Dataset entries
..........

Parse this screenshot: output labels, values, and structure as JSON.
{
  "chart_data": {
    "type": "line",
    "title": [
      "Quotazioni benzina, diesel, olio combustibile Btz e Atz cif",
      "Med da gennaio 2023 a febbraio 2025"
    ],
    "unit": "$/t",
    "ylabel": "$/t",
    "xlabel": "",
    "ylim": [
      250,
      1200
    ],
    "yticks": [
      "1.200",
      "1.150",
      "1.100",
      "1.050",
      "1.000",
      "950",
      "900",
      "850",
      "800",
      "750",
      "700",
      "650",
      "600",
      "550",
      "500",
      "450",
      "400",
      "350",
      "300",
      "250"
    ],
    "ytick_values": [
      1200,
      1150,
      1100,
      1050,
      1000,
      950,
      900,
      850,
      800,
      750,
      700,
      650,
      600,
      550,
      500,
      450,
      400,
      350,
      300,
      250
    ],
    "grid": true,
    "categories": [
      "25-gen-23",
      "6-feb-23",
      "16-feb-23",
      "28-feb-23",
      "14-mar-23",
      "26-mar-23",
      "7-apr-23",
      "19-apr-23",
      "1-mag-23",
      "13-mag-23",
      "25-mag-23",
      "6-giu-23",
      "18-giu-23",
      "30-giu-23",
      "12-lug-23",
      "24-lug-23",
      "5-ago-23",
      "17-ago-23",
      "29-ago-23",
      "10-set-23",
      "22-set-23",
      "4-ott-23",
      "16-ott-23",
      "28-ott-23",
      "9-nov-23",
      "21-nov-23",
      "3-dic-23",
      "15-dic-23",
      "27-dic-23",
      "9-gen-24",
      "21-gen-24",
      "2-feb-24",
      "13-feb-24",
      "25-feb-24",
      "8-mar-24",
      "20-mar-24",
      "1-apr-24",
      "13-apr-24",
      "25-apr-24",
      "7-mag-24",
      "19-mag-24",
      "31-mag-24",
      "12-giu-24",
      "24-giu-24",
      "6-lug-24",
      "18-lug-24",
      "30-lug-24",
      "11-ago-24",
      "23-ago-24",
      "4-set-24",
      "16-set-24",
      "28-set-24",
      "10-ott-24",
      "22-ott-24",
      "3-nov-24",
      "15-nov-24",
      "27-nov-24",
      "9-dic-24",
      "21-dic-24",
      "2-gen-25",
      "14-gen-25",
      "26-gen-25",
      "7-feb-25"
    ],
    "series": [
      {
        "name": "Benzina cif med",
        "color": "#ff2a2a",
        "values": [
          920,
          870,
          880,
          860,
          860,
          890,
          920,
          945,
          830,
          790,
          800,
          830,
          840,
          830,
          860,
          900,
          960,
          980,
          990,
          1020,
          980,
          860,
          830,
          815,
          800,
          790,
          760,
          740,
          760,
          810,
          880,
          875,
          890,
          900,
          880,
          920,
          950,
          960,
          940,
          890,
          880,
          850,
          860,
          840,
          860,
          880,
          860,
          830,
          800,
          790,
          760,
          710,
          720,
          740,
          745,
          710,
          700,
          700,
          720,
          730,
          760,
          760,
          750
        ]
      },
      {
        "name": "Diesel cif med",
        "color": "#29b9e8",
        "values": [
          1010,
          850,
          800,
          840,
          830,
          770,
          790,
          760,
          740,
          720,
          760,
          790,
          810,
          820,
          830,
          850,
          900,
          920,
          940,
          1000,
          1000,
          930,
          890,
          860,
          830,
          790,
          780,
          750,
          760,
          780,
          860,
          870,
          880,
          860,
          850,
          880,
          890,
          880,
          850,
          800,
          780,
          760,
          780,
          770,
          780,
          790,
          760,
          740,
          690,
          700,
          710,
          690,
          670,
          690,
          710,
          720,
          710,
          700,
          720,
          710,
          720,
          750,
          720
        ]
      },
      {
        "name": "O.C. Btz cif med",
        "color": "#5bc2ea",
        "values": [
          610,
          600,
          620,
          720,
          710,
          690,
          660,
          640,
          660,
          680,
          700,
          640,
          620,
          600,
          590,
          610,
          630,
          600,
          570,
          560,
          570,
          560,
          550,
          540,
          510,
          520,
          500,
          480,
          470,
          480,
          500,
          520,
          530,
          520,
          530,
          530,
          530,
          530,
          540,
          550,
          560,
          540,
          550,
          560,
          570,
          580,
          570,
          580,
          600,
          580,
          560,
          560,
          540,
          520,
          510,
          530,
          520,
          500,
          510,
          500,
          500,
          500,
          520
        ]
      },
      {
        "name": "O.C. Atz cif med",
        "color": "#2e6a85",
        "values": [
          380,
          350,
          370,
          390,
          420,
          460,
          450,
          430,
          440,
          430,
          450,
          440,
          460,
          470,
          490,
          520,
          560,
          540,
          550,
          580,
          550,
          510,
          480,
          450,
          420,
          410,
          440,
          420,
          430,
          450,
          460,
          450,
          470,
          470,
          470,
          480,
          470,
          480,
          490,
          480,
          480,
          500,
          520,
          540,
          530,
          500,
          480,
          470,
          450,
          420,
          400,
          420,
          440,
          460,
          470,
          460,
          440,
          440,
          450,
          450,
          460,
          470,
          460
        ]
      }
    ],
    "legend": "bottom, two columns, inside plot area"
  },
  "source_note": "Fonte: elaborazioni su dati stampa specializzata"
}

..........

• SHORT PROBLEM:
Return from the data every line that holds "color".

• EXERCISE RESULT:
        "color": "#ff2a2a",
        "color": "#29b9e8",
        "color": "#5bc2ea",
        "color": "#2e6a85",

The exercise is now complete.